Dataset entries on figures
/---

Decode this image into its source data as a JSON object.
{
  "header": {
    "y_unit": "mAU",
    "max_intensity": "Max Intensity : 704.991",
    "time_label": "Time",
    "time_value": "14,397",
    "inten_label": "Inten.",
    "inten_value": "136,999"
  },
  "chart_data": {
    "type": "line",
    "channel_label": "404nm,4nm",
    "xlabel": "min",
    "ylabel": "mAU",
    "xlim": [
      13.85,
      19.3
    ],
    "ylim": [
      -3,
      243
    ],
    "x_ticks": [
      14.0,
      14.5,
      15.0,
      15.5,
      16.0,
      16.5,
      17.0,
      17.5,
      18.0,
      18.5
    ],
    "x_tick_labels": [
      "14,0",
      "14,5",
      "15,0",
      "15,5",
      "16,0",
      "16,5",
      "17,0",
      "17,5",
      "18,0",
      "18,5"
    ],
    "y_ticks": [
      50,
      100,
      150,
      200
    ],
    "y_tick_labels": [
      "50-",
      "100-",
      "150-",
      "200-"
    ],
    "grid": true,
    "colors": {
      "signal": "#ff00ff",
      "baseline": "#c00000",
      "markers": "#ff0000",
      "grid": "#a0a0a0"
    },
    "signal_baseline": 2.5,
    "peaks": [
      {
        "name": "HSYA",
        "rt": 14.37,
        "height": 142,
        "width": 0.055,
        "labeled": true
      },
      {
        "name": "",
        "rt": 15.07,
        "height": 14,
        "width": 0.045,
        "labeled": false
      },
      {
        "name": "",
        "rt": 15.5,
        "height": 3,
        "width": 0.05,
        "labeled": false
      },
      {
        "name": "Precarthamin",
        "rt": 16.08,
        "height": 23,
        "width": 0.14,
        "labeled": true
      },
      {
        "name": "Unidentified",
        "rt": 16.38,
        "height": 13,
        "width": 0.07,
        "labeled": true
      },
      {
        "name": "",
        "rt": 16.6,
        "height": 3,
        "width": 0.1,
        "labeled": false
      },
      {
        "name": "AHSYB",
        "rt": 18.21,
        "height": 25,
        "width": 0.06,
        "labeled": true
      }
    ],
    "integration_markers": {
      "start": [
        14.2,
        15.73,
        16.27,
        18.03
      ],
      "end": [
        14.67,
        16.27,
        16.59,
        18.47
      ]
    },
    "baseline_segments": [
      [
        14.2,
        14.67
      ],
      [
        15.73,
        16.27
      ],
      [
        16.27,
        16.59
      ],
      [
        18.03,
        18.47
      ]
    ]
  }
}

\---

Aim of the task = Word for word, write out all of the data above.

Problem solution =
Decode this image into its source data as a JSON object.
{
  "header": {
    "y_unit": "mAU",
    "max_intensity": "Max Intensity : 704.991",
    "time_label": "Time",
    "time_value": "14,397",
    "inten_label": "Inten.",
    "inten_value": "136,999"
  },
  "chart_data": {
    "type": "line",
    "channel_label": "404nm,4nm",
    "xlabel": "min",
    "ylabel": "mAU",
    "xlim": [
      13.85,
      19.3
    ],
    "ylim": [
      -3,
      243
    ],
    "x_ticks": [
      14.0,
      14.5,
      15.0,
      15.5,
      16.0,
      16.5,
      17.0,
      17.5,
      18.0,
      18.5
    ],
    "x_tick_labels": [
      "14,0",
      "14,5",
      "15,0",
      "15,5",
      "16,0",
      "16,5",
      "17,0",
      "17,5",
      "18,0",
      "18,5"
    ],
    "y_ticks": [
      50,
      100,
      150,
      200
    ],
    "y_tick_labels": [
      "50-",
      "100-",
      "150-",
      "200-"
    ],
    "grid": true,
    "colors": {
      "signal": "#ff00ff",
      "baseline": "#c00000",
      "markers": "#ff0000",
      "grid": "#a0a0a0"
    },
    "signal_baseline": 2.5,
    "peaks": [
      {
        "name": "HSYA",
        "rt": 14.37,
        "height": 142,
        "width": 0.055,
        "labeled": true
      },
      {
        "name": "",
        "rt": 15.07,
        "height": 14,
        "width": 0.045,
        "labeled": false
      },
      {
        "name": "",
        "rt": 15.5,
        "height": 3,
        "width": 0.05,
        "labeled": false
      },
      {
        "name": "Precarthamin",
        "rt": 16.08,
        "height": 23,
        "width": 0.14,
        "labeled": true
      },
      {
        "name": "Unidentified",
        "rt": 16.38,
        "height": 13,
        "width": 0.07,
        "labeled": true
      },
      {
        "name": "",
        "rt": 16.6,
        "height": 3,
        "width": 0.1,
        "labeled": false
      },
      {
        "name": "AHSYB",
        "rt": 18.21,
        "height": 25,
        "width": 0.06,
        "labeled": true
      }
    ],
    "integration_markers": {
      "start": [
        14.2,
        15.73,
        16.27,
        18.03
      ],
      "end": [
        14.67,
        16.27,
        16.59,
        18.47
      ]
    },
    "baseline_segments": [
      [
        14.2,
        14.67
      ],
      [
        15.73,
        16.27
      ],
      [
        16.27,
        16.59
      ],
      [
        18.03,
        18.47
      ]
    ]
  }
}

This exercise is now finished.